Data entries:
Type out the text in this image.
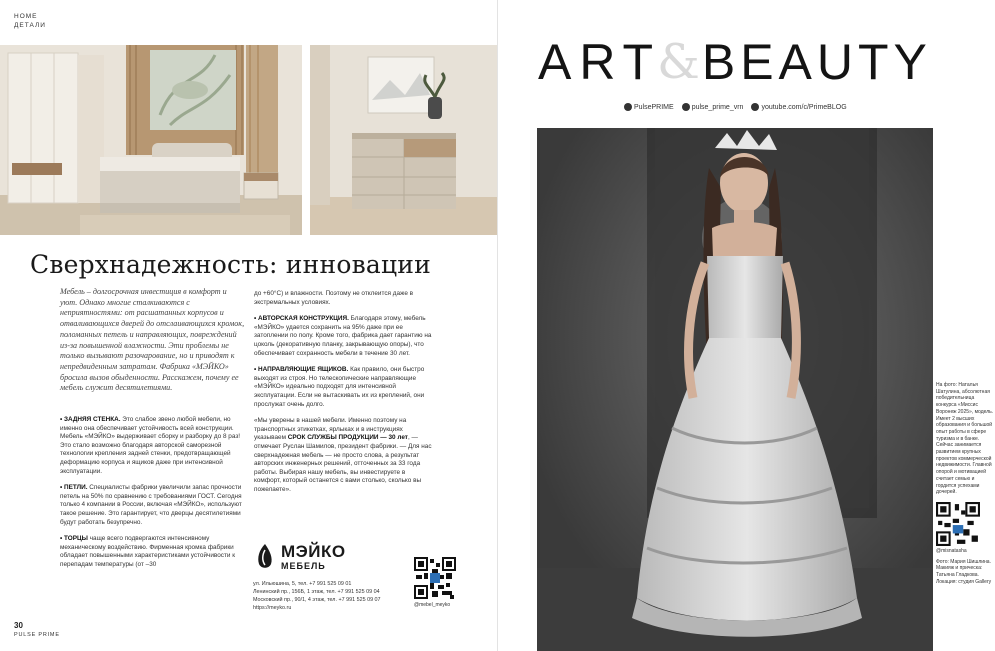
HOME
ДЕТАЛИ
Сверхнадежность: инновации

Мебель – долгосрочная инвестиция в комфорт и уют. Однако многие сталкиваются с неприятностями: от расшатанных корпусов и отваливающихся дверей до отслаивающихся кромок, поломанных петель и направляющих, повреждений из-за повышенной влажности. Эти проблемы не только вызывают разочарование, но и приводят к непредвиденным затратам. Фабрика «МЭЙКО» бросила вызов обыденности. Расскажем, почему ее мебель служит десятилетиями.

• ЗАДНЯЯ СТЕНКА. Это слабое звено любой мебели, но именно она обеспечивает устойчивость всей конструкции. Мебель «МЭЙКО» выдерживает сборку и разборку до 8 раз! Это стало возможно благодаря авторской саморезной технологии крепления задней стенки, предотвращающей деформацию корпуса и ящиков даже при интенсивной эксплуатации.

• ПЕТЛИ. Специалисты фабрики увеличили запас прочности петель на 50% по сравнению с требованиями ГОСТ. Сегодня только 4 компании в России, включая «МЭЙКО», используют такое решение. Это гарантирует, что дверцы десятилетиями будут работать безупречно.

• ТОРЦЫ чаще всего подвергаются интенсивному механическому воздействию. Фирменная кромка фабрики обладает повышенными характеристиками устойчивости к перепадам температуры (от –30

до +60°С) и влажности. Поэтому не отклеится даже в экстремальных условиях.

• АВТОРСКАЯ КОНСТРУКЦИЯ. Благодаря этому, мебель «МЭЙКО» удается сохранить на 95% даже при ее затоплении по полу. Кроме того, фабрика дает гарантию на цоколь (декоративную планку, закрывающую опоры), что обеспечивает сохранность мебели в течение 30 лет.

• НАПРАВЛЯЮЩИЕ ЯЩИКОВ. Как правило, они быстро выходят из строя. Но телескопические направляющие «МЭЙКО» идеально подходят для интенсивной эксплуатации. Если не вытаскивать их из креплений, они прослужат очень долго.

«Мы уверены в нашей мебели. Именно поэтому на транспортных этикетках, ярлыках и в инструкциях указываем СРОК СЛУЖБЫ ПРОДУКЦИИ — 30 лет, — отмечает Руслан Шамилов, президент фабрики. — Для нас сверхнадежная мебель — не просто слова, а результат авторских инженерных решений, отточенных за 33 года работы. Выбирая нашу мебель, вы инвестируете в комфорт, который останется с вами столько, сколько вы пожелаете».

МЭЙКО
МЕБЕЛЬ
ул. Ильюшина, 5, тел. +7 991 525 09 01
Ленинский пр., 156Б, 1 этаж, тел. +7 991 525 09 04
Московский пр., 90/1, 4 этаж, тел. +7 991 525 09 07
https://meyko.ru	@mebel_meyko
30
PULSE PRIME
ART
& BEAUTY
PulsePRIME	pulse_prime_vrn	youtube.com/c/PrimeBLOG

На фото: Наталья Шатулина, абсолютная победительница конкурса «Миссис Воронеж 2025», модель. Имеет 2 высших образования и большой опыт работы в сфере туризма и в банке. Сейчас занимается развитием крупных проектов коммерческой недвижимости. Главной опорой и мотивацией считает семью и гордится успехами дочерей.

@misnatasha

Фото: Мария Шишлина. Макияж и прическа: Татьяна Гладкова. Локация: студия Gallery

...

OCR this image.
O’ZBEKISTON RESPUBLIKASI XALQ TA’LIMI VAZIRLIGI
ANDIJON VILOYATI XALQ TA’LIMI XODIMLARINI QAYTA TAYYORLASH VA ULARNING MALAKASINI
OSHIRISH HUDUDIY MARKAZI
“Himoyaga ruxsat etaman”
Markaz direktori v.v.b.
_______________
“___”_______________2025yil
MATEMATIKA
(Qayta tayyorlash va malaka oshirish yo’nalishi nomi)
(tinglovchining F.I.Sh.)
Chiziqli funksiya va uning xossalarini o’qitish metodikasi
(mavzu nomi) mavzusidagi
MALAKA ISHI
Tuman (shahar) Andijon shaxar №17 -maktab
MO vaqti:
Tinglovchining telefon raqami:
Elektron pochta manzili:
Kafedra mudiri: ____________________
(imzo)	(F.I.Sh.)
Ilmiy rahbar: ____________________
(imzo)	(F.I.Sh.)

### Given problem
Scan the material above for the word "эксплуатации". Copy each line where it occurs.

### Completed exercise
• ЗАДНЯЯ СТЕНКА. Это слабое звено любой мебели, но именно она обеспечивает устойчивость всей конструкции. Мебель «МЭЙКО» выдерживает сборку и разборку до 8 раз! Это стало возможно благодаря авторской саморезной технологии крепления задней стенки, предотвращающей деформацию корпуса и ящиков даже при интенсивной эксплуатации.
• НАПРАВЛЯЮЩИЕ ЯЩИКОВ. Как правило, они быстро выходят из строя. Но телескопические направляющие «МЭЙКО» идеально подходят для интенсивной эксплуатации. Если не вытаскивать их из креплений, они прослужат очень долго.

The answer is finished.